§ **AIM**
Please list every line in the material below that contains the word "main".

§ **RECORDS TO USE**
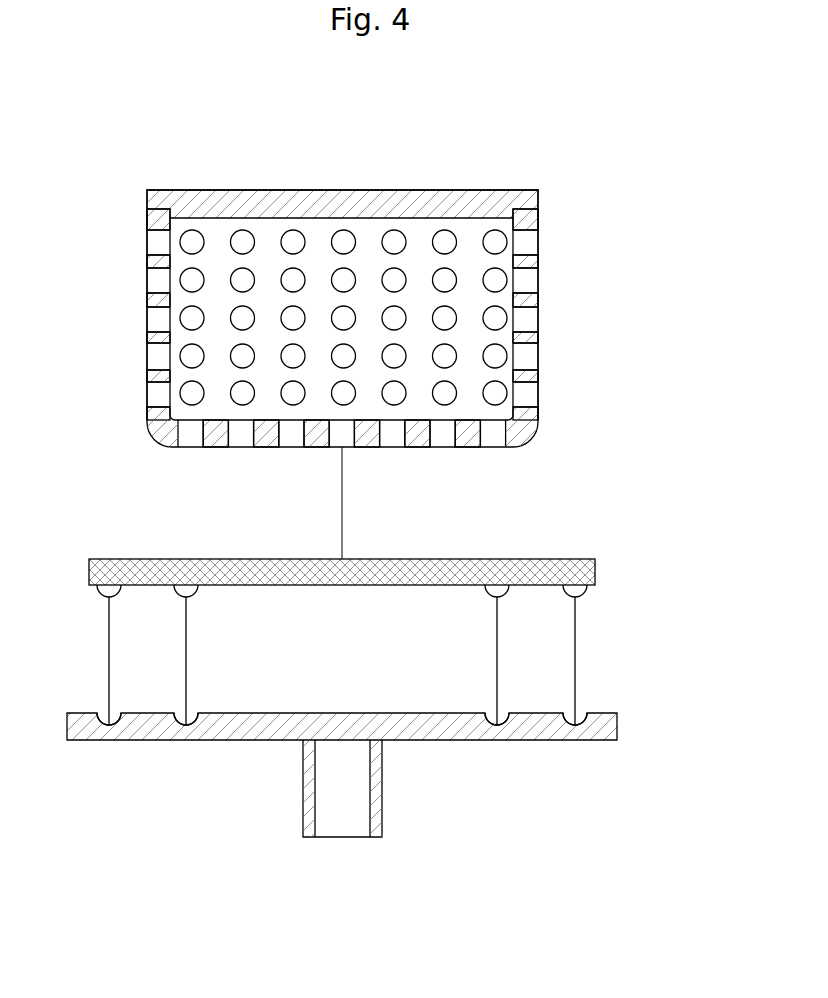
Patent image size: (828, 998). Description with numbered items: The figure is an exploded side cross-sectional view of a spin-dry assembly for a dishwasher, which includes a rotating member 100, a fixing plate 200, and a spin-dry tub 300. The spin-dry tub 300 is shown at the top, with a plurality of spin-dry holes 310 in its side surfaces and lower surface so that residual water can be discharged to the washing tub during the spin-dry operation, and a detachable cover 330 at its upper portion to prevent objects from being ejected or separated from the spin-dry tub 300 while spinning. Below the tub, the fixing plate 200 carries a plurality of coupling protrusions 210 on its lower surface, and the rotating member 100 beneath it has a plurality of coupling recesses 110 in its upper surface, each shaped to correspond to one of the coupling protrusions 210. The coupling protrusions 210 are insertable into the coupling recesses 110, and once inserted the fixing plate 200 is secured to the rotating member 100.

The rotating member 100 is at (356, 746).
The coupling recesses 110 is at (578, 712).
The fixing plate 200 is at (387, 591).
The coupling protrusions 210 is at (581, 590).
The spin-dry tub 300 is at (371, 318).
The spin-dry holes 310 is at (450, 240).
The detachable cover 330 is at (331, 202).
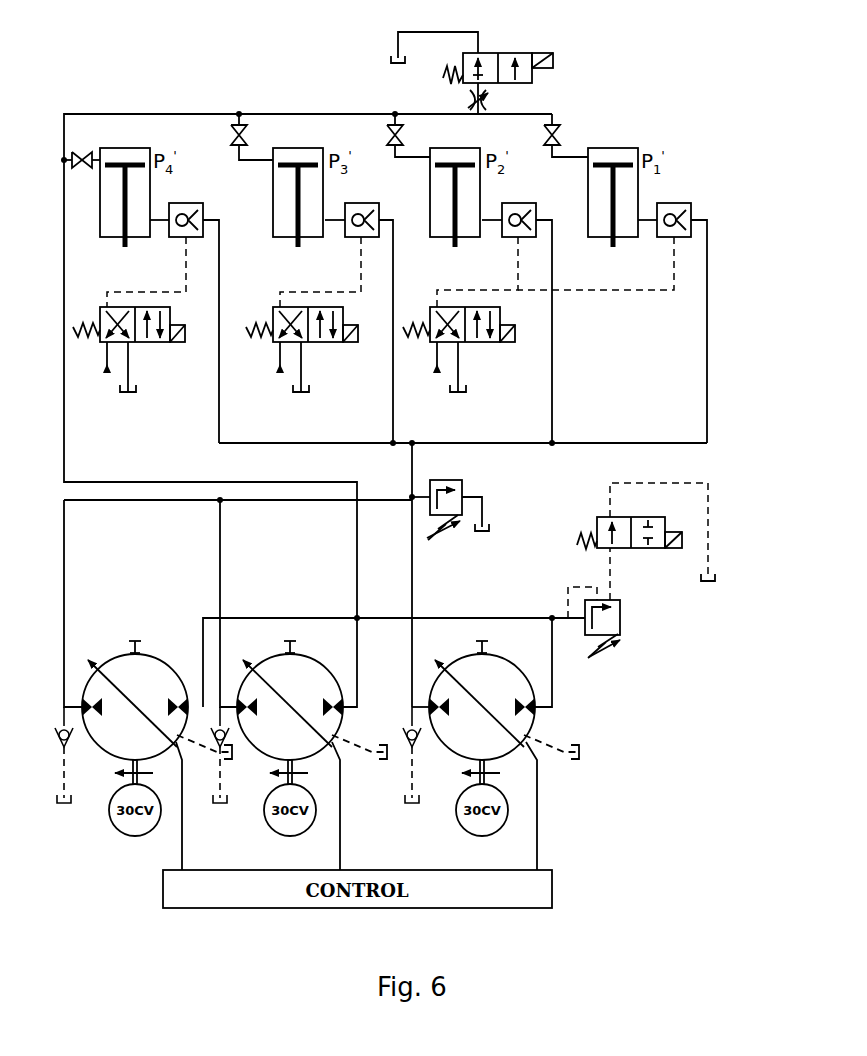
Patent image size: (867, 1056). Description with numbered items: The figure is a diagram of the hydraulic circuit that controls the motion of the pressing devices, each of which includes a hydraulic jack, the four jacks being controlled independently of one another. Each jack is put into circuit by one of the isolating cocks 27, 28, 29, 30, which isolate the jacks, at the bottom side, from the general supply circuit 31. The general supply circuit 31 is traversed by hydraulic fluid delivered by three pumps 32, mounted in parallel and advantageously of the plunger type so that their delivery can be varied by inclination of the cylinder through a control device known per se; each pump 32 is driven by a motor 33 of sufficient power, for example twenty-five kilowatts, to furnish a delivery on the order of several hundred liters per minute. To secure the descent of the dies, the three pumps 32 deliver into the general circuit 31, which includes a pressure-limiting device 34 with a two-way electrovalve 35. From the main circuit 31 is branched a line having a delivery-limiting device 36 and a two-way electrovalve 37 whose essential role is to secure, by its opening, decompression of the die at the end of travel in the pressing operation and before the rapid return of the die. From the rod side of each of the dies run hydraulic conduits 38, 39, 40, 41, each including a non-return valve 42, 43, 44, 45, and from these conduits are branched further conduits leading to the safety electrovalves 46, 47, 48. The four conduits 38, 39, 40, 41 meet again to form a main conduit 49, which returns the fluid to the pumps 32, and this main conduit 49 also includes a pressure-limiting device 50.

The isolating cock 27 is at (562, 135).
The isolating cock 28 is at (404, 134).
The isolating cock 29 is at (250, 137).
The isolating cock 30 is at (86, 153).
The general supply circuit 31 is at (94, 478).
The pump 32 is at (147, 662).
The motor 33 is at (143, 831).
The pressure-limiting device 34 is at (614, 598).
The two-way electrovalve 35 is at (656, 551).
The delivery-limiting device 36 is at (466, 100).
The two-way electrovalve 37 is at (441, 76).
The hydraulic conduit 38 is at (710, 241).
The hydraulic conduit 39 is at (555, 241).
The hydraulic conduit 40 is at (396, 243).
The hydraulic conduit 41 is at (222, 243).
The non-return valve 42 is at (680, 201).
The non-return valve 43 is at (521, 203).
The non-return valve 44 is at (366, 203).
The non-return valve 45 is at (188, 203).
The safety electrovalve 46 is at (494, 346).
The safety electrovalve 47 is at (331, 346).
The safety electrovalve 48 is at (157, 346).
The main conduit 49 is at (408, 458).
The pressure-limiting device 50 is at (462, 480).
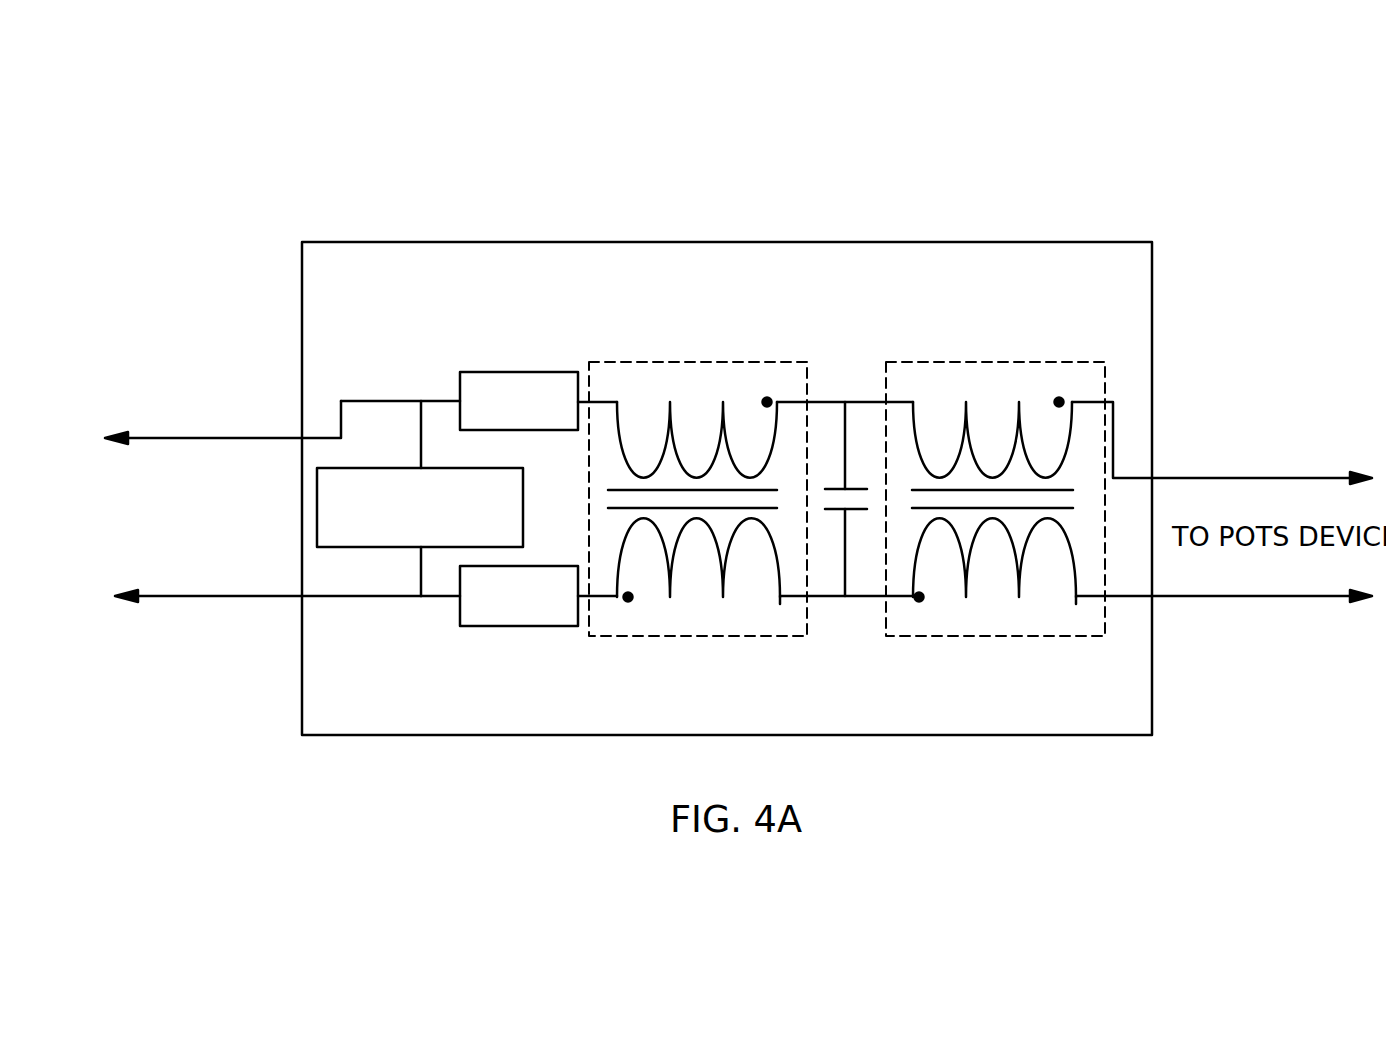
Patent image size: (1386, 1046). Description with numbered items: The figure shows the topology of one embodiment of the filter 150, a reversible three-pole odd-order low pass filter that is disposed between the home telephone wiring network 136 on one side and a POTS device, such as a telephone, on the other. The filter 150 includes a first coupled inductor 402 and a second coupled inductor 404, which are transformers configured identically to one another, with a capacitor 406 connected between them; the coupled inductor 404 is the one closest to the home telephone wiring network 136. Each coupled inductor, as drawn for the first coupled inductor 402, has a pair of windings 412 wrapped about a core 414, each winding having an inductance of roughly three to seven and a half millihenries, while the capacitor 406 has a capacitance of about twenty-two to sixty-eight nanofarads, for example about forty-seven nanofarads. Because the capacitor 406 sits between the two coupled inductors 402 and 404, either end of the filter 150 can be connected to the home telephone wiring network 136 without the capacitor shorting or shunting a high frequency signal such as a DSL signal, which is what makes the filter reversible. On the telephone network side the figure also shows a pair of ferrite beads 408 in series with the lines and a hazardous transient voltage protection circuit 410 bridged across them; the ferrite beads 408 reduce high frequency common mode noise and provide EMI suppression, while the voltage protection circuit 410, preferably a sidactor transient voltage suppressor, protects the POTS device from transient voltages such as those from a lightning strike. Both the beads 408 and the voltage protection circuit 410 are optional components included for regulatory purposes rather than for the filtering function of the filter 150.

§ **EXPECTED ANSWER**
Patent image size: (867, 1056). Description with numbered items: The figure is a diagram of the hydraulic circuit that controls the motion of the pressing devices, each of which includes a hydraulic jack, the four jacks being controlled independently of one another. Each jack is put into circuit by one of the isolating cocks 27, 28, 29, 30, which isolate the jacks, at the bottom side, from the general supply circuit 31. The general supply circuit 31 is traversed by hydraulic fluid delivered by three pumps 32, mounted in parallel and advantageously of the plunger type so that their delivery can be varied by inclination of the cylinder through a control device known per se; each pump 32 is driven by a motor 33 of sufficient power, for example twenty-five kilowatts, to furnish a delivery on the order of several hundred liters per minute. To secure the descent of the dies, the three pumps 32 deliver into the general circuit 31, which includes a pressure-limiting device 34 with a two-way electrovalve 35. From the main circuit 31 is branched a line having a delivery-limiting device 36 and a two-way electrovalve 37 whose essential role is to secure, by its opening, decompression of the die at the end of travel in the pressing operation and before the rapid return of the die. From the rod side of each of the dies run hydraulic conduits 38, 39, 40, 41, each including a non-return valve 42, 43, 44, 45, and from these conduits are branched further conduits leading to the safety electrovalves 46, 47, 48. The four conduits 38, 39, 40, 41 meet again to form a main conduit 49, which returns the fluid to the pumps 32, and this main conduit 49 also includes a pressure-limiting device 50.
The main conduit 49 is at (408, 458).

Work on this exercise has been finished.